=== Required task ===
Find the string "левая" in the records. Copy every line it appears in.

=== Records to process ===
________________________
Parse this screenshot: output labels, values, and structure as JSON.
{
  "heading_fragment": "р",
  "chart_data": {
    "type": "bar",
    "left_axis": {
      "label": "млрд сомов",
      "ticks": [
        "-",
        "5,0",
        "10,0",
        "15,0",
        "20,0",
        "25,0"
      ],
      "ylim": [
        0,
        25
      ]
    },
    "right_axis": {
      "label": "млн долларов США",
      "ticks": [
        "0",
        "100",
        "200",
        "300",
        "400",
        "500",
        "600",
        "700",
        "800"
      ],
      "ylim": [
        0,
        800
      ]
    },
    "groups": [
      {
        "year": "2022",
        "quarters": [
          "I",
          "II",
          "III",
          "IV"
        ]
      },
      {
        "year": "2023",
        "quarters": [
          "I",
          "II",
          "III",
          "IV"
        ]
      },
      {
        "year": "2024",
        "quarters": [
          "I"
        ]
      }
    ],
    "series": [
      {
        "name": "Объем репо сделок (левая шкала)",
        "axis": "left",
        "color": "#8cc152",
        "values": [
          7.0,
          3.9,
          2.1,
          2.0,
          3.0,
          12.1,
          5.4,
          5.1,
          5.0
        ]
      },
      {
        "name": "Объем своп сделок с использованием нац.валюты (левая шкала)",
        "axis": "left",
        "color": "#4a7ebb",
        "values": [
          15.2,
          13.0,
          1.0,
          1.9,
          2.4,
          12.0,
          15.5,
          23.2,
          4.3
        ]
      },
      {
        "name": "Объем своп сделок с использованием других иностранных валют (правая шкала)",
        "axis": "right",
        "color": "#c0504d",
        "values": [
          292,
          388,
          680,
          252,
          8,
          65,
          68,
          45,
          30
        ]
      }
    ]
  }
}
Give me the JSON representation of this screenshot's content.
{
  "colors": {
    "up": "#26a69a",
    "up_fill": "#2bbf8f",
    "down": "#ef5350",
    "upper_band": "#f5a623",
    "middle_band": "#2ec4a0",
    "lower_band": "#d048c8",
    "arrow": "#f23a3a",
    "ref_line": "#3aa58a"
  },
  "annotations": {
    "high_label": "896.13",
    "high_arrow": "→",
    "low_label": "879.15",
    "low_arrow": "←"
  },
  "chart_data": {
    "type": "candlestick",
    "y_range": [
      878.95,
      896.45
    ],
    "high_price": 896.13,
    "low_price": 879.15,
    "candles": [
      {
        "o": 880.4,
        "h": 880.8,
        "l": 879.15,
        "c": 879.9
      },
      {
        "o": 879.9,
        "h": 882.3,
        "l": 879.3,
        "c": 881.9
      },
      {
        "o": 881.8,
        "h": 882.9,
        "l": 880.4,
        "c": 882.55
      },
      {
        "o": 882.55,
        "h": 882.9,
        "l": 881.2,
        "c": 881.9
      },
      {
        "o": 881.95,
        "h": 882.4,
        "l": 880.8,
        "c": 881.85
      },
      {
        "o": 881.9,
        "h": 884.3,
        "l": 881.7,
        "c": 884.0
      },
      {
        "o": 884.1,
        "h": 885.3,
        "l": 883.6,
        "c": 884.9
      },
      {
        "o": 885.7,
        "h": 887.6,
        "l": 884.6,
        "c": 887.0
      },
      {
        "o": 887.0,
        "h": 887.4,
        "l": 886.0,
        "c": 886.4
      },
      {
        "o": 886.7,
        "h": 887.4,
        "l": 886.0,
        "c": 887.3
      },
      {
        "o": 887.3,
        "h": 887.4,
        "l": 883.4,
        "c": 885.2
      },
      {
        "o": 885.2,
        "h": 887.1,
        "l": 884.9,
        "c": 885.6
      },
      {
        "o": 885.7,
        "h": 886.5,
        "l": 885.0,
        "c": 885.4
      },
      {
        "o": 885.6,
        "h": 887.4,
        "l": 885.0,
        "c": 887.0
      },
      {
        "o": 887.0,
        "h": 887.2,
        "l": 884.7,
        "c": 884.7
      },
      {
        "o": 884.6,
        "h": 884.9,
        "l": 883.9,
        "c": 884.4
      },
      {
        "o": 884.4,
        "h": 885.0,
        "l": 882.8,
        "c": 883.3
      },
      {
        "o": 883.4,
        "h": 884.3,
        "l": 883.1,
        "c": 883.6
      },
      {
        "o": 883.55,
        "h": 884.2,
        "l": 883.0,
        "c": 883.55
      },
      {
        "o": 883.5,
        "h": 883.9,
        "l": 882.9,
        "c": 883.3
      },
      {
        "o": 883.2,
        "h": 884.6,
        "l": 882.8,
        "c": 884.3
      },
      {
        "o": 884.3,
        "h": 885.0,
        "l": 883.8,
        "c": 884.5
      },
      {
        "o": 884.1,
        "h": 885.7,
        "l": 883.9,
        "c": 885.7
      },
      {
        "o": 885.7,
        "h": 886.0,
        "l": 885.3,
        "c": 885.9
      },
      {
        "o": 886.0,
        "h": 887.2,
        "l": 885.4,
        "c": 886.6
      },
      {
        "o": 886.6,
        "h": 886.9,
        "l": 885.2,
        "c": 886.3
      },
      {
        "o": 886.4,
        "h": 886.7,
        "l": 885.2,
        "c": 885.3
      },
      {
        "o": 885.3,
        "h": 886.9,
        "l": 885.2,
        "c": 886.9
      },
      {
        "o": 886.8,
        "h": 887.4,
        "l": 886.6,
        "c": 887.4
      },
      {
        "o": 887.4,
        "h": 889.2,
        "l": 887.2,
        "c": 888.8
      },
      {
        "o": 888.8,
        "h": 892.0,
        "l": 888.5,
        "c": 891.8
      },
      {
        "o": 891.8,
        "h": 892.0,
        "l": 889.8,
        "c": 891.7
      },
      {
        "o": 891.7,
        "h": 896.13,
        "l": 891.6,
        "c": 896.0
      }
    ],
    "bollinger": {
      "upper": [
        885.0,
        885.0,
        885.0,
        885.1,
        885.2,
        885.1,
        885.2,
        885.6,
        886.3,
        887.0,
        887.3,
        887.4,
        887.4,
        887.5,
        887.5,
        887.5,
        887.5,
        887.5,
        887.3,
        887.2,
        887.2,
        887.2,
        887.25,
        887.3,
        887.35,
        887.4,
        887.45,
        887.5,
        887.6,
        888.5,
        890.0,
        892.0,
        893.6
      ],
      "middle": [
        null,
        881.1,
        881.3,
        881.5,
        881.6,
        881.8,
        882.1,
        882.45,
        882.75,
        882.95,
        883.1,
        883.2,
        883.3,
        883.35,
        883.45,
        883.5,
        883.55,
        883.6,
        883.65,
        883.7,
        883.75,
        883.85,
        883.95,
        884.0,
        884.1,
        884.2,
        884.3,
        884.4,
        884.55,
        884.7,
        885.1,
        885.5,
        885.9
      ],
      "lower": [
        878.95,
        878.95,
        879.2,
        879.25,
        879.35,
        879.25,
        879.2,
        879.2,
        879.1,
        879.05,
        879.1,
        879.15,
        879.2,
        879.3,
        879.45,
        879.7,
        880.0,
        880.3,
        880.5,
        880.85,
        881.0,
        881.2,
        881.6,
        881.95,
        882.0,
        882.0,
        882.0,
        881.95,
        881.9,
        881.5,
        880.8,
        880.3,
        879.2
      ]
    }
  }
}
________________________
=== Answer to this exercise ===
        "name": "Объем репо сделок (левая шкала)",
        "name": "Объем своп сделок с использованием нац.валюты (левая шкала)",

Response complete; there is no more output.